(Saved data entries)
-- Begin --

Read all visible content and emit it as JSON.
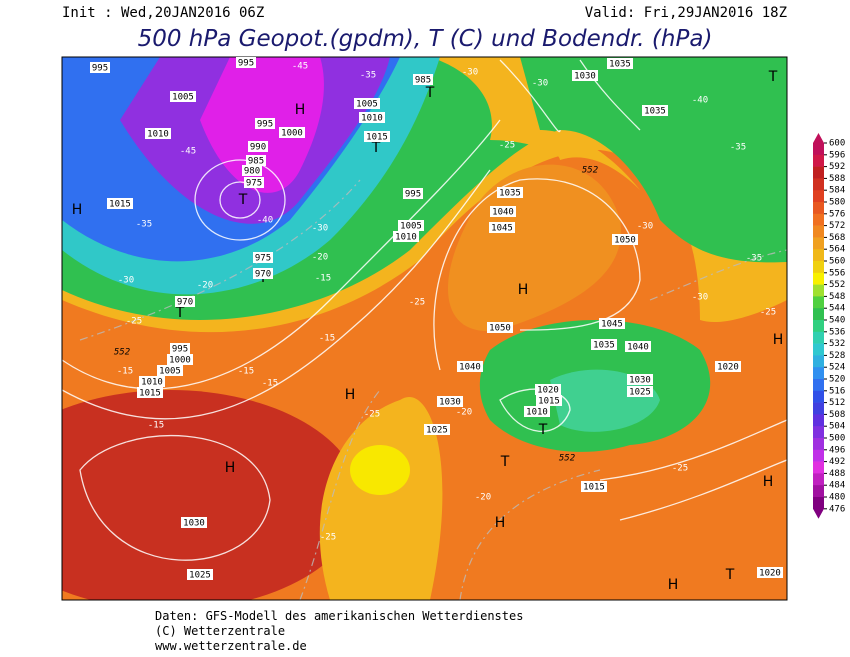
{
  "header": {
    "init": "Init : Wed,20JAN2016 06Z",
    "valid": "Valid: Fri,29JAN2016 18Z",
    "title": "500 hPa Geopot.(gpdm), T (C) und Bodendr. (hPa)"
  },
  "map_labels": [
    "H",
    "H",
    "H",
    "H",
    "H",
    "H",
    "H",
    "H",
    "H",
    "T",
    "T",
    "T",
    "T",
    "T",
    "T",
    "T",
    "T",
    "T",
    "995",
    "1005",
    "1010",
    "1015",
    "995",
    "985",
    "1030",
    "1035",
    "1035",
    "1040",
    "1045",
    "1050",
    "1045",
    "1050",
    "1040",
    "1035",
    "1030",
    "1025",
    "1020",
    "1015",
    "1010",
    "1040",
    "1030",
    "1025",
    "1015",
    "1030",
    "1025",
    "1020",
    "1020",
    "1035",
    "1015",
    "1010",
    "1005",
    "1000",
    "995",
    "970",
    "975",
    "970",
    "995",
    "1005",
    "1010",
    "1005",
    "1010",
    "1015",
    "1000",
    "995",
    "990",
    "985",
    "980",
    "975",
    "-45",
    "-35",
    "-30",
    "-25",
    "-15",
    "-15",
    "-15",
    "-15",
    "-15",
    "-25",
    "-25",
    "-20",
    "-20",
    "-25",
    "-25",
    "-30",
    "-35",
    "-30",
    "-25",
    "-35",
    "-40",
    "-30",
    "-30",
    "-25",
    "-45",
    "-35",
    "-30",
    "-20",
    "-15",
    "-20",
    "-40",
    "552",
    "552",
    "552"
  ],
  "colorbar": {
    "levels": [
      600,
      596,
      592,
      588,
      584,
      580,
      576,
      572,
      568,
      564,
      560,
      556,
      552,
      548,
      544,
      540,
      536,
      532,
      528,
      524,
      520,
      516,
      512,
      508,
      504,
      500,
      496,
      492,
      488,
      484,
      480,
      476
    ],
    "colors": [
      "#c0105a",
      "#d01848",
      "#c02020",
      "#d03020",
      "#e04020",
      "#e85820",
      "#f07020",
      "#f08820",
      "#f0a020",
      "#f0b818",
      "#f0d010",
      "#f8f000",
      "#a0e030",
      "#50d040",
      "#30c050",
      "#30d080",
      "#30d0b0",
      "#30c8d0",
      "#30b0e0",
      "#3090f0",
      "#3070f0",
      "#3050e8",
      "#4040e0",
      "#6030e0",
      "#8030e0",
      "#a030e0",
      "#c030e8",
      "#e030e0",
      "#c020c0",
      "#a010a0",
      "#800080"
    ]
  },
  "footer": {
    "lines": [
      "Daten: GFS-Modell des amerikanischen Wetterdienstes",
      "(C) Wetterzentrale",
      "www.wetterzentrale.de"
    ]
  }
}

-- End --

Copy the entries above faithfully and omit every image.

Full answer:
Read all visible content and emit it as JSON.
{
  "header": {
    "init": "Init : Wed,20JAN2016 06Z",
    "valid": "Valid: Fri,29JAN2016 18Z",
    "title": "500 hPa Geopot.(gpdm), T (C) und Bodendr. (hPa)"
  },
  "map_labels": [
    "H",
    "H",
    "H",
    "H",
    "H",
    "H",
    "H",
    "H",
    "H",
    "T",
    "T",
    "T",
    "T",
    "T",
    "T",
    "T",
    "T",
    "T",
    "995",
    "1005",
    "1010",
    "1015",
    "995",
    "985",
    "1030",
    "1035",
    "1035",
    "1040",
    "1045",
    "1050",
    "1045",
    "1050",
    "1040",
    "1035",
    "1030",
    "1025",
    "1020",
    "1015",
    "1010",
    "1040",
    "1030",
    "1025",
    "1015",
    "1030",
    "1025",
    "1020",
    "1020",
    "1035",
    "1015",
    "1010",
    "1005",
    "1000",
    "995",
    "970",
    "975",
    "970",
    "995",
    "1005",
    "1010",
    "1005",
    "1010",
    "1015",
    "1000",
    "995",
    "990",
    "985",
    "980",
    "975",
    "-45",
    "-35",
    "-30",
    "-25",
    "-15",
    "-15",
    "-15",
    "-15",
    "-15",
    "-25",
    "-25",
    "-20",
    "-20",
    "-25",
    "-25",
    "-30",
    "-35",
    "-30",
    "-25",
    "-35",
    "-40",
    "-30",
    "-30",
    "-25",
    "-45",
    "-35",
    "-30",
    "-20",
    "-15",
    "-20",
    "-40",
    "552",
    "552",
    "552"
  ],
  "colorbar": {
    "levels": [
      600,
      596,
      592,
      588,
      584,
      580,
      576,
      572,
      568,
      564,
      560,
      556,
      552,
      548,
      544,
      540,
      536,
      532,
      528,
      524,
      520,
      516,
      512,
      508,
      504,
      500,
      496,
      492,
      488,
      484,
      480,
      476
    ],
    "colors": [
      "#c0105a",
      "#d01848",
      "#c02020",
      "#d03020",
      "#e04020",
      "#e85820",
      "#f07020",
      "#f08820",
      "#f0a020",
      "#f0b818",
      "#f0d010",
      "#f8f000",
      "#a0e030",
      "#50d040",
      "#30c050",
      "#30d080",
      "#30d0b0",
      "#30c8d0",
      "#30b0e0",
      "#3090f0",
      "#3070f0",
      "#3050e8",
      "#4040e0",
      "#6030e0",
      "#8030e0",
      "#a030e0",
      "#c030e8",
      "#e030e0",
      "#c020c0",
      "#a010a0",
      "#800080"
    ]
  },
  "footer": {
    "lines": [
      "Daten: GFS-Modell des amerikanischen Wetterdienstes",
      "(C) Wetterzentrale",
      "www.wetterzentrale.de"
    ]
  }
}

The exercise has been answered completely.